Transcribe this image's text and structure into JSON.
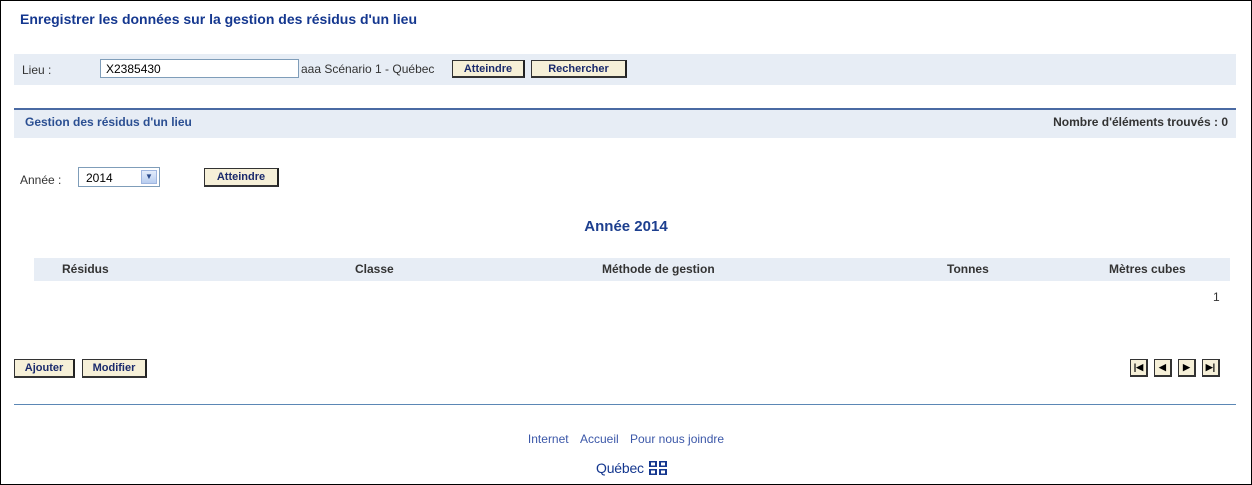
{
  "page_title": "Enregistrer les données sur la gestion des résidus d'un lieu",
  "lieu": {
    "label": "Lieu :",
    "input_value": "X2385430",
    "description": "aaa Scénario 1 - Québec",
    "btn_atteindre": "Atteindre",
    "btn_rechercher": "Rechercher"
  },
  "section": {
    "title": "Gestion des résidus d'un lieu",
    "count_text": "Nombre d'éléments trouvés : 0"
  },
  "annee": {
    "label": "Année :",
    "selected": "2014",
    "btn_atteindre": "Atteindre"
  },
  "year_heading": "Année 2014",
  "table": {
    "columns": [
      "Résidus",
      "Classe",
      "Méthode de gestion",
      "Tonnes",
      "Mètres cubes"
    ],
    "page_number": "1"
  },
  "actions": {
    "ajouter": "Ajouter",
    "modifier": "Modifier"
  },
  "pagination": {
    "first": "|◀",
    "prev": "◀",
    "next": "▶",
    "last": "▶|"
  },
  "footer": {
    "links": [
      "Internet",
      "Accueil",
      "Pour nous joindre"
    ],
    "logo_text": "Québec"
  },
  "colors": {
    "title": "#14378f",
    "bar_bg": "#e7edf5",
    "button_bg": "#f6f0d8",
    "link": "#3b57a8"
  }
}
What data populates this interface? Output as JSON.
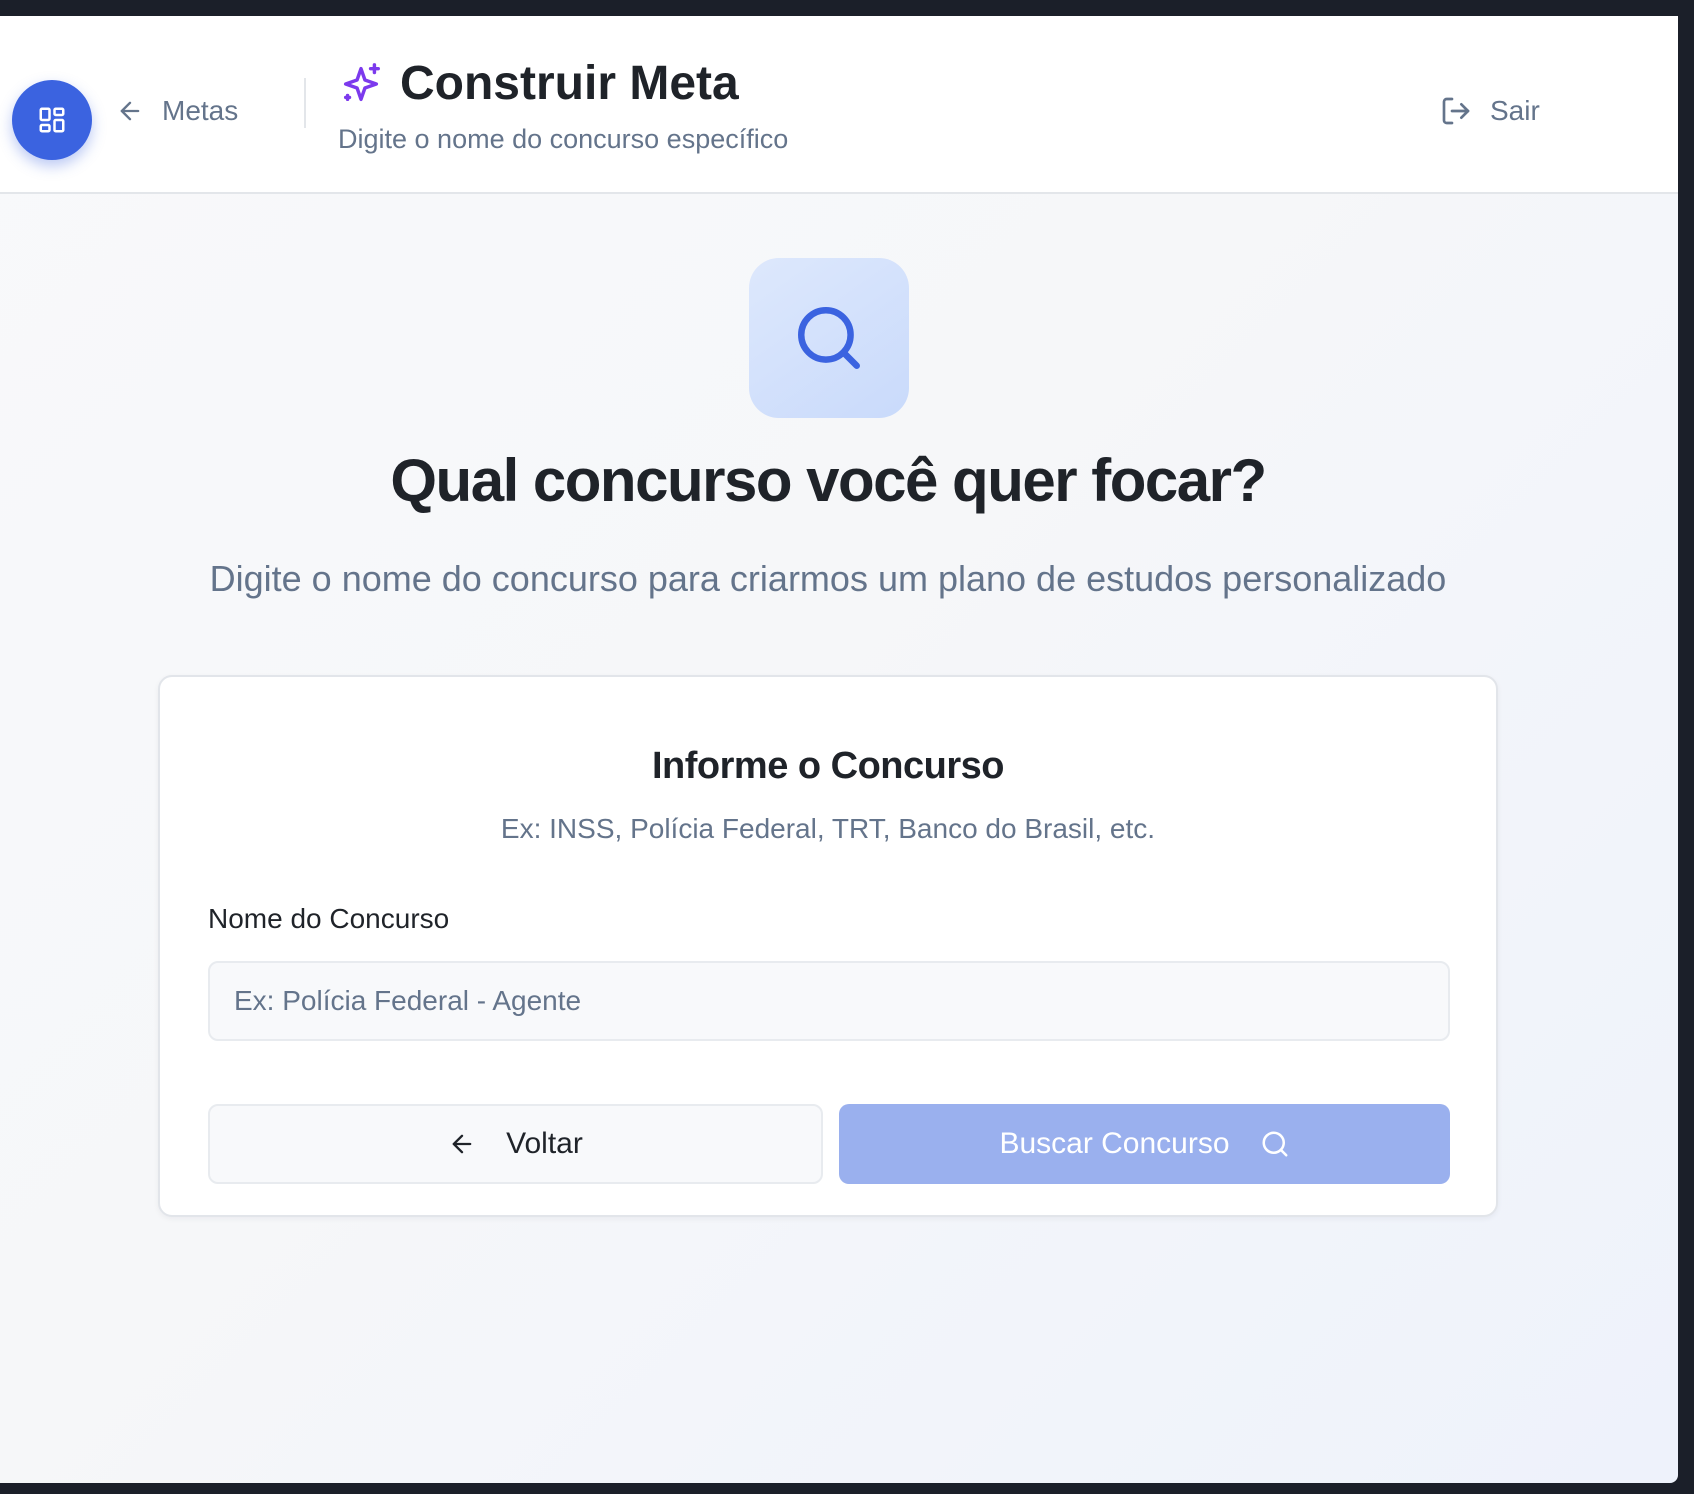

» Task brief:
Quote in full the listing given above; the images are to be left out.

» Result below:
Transcribe this image's text and structure into JSON.
{
  "page_title": "Enregistrer les données sur la gestion des résidus d'un lieu",
  "lieu": {
    "label": "Lieu :",
    "input_value": "X2385430",
    "description": "aaa Scénario 1 - Québec",
    "btn_atteindre": "Atteindre",
    "btn_rechercher": "Rechercher"
  },
  "section": {
    "title": "Gestion des résidus d'un lieu",
    "count_text": "Nombre d'éléments trouvés : 0"
  },
  "annee": {
    "label": "Année :",
    "selected": "2014",
    "btn_atteindre": "Atteindre"
  },
  "year_heading": "Année 2014",
  "table": {
    "columns": [
      "Résidus",
      "Classe",
      "Méthode de gestion",
      "Tonnes",
      "Mètres cubes"
    ],
    "page_number": "1"
  },
  "actions": {
    "ajouter": "Ajouter",
    "modifier": "Modifier"
  },
  "pagination": {
    "first": "|◀",
    "prev": "◀",
    "next": "▶",
    "last": "▶|"
  },
  "footer": {
    "links": [
      "Internet",
      "Accueil",
      "Pour nous joindre"
    ],
    "logo_text": "Québec"
  },
  "colors": {
    "title": "#14378f",
    "bar_bg": "#e7edf5",
    "button_bg": "#f6f0d8",
    "link": "#3b57a8"
  }
}
What data populates this interface? Output as JSON.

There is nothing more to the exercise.